__TASK TO COMPLETE__: Leave out the pictures, then reproduce the rest of the material exactly.
***
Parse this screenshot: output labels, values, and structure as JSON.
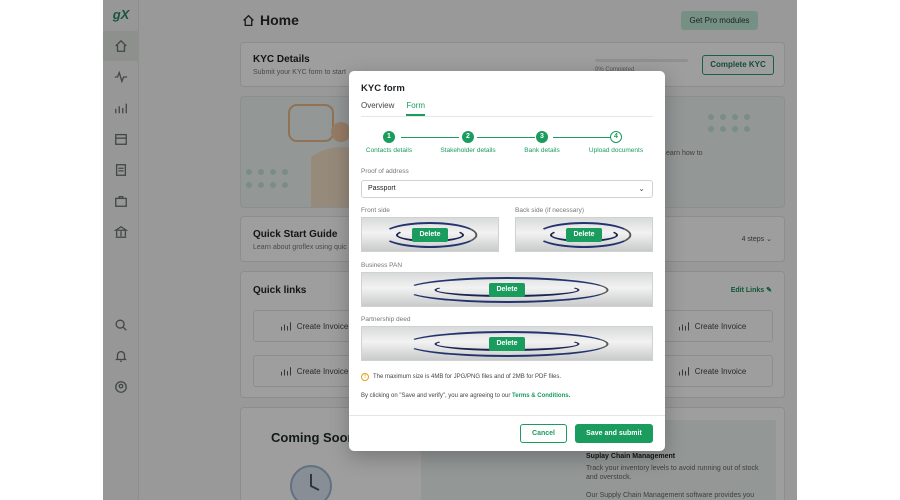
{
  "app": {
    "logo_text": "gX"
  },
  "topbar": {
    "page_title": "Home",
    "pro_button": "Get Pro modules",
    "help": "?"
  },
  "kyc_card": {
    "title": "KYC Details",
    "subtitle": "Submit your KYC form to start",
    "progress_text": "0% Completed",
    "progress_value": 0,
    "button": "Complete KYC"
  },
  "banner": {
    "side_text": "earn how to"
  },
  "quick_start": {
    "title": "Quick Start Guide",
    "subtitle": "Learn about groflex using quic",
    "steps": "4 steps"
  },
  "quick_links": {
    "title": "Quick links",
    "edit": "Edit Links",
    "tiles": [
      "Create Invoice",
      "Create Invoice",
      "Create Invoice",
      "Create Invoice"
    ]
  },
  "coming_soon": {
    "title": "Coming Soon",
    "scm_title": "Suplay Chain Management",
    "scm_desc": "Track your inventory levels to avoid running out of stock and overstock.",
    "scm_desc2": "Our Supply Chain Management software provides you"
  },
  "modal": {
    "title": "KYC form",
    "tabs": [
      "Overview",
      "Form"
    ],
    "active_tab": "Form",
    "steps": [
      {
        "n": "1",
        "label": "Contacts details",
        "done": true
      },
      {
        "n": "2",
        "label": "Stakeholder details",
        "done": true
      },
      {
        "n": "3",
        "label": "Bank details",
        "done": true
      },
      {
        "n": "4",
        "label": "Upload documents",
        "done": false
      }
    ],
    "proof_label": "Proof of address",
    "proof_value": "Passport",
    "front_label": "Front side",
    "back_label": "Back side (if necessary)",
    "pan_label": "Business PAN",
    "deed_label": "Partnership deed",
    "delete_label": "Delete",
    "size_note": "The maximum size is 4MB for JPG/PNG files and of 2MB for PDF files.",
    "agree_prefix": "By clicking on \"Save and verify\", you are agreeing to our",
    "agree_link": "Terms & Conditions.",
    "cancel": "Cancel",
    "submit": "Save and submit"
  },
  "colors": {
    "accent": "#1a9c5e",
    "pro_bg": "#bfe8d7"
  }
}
***
__RESULT OF THE TASK__:
Parse this screenshot: output labels, values, and structure as JSON.
{
  "app": {
    "logo_text": "gX"
  },
  "topbar": {
    "page_title": "Home",
    "pro_button": "Get Pro modules",
    "help": "?"
  },
  "kyc_card": {
    "title": "KYC Details",
    "subtitle": "Submit your KYC form to start",
    "progress_text": "0% Completed",
    "progress_value": 0,
    "button": "Complete KYC"
  },
  "banner": {
    "side_text": "earn how to"
  },
  "quick_start": {
    "title": "Quick Start Guide",
    "subtitle": "Learn about groflex using quic",
    "steps": "4 steps"
  },
  "quick_links": {
    "title": "Quick links",
    "edit": "Edit Links",
    "tiles": [
      "Create Invoice",
      "Create Invoice",
      "Create Invoice",
      "Create Invoice"
    ]
  },
  "coming_soon": {
    "title": "Coming Soon",
    "scm_title": "Suplay Chain Management",
    "scm_desc": "Track your inventory levels to avoid running out of stock and overstock.",
    "scm_desc2": "Our Supply Chain Management software provides you"
  },
  "modal": {
    "title": "KYC form",
    "tabs": [
      "Overview",
      "Form"
    ],
    "active_tab": "Form",
    "steps": [
      {
        "n": "1",
        "label": "Contacts details",
        "done": true
      },
      {
        "n": "2",
        "label": "Stakeholder details",
        "done": true
      },
      {
        "n": "3",
        "label": "Bank details",
        "done": true
      },
      {
        "n": "4",
        "label": "Upload documents",
        "done": false
      }
    ],
    "proof_label": "Proof of address",
    "proof_value": "Passport",
    "front_label": "Front side",
    "back_label": "Back side (if necessary)",
    "pan_label": "Business PAN",
    "deed_label": "Partnership deed",
    "delete_label": "Delete",
    "size_note": "The maximum size is 4MB for JPG/PNG files and of 2MB for PDF files.",
    "agree_prefix": "By clicking on \"Save and verify\", you are agreeing to our",
    "agree_link": "Terms & Conditions.",
    "cancel": "Cancel",
    "submit": "Save and submit"
  },
  "colors": {
    "accent": "#1a9c5e",
    "pro_bg": "#bfe8d7"
  }
}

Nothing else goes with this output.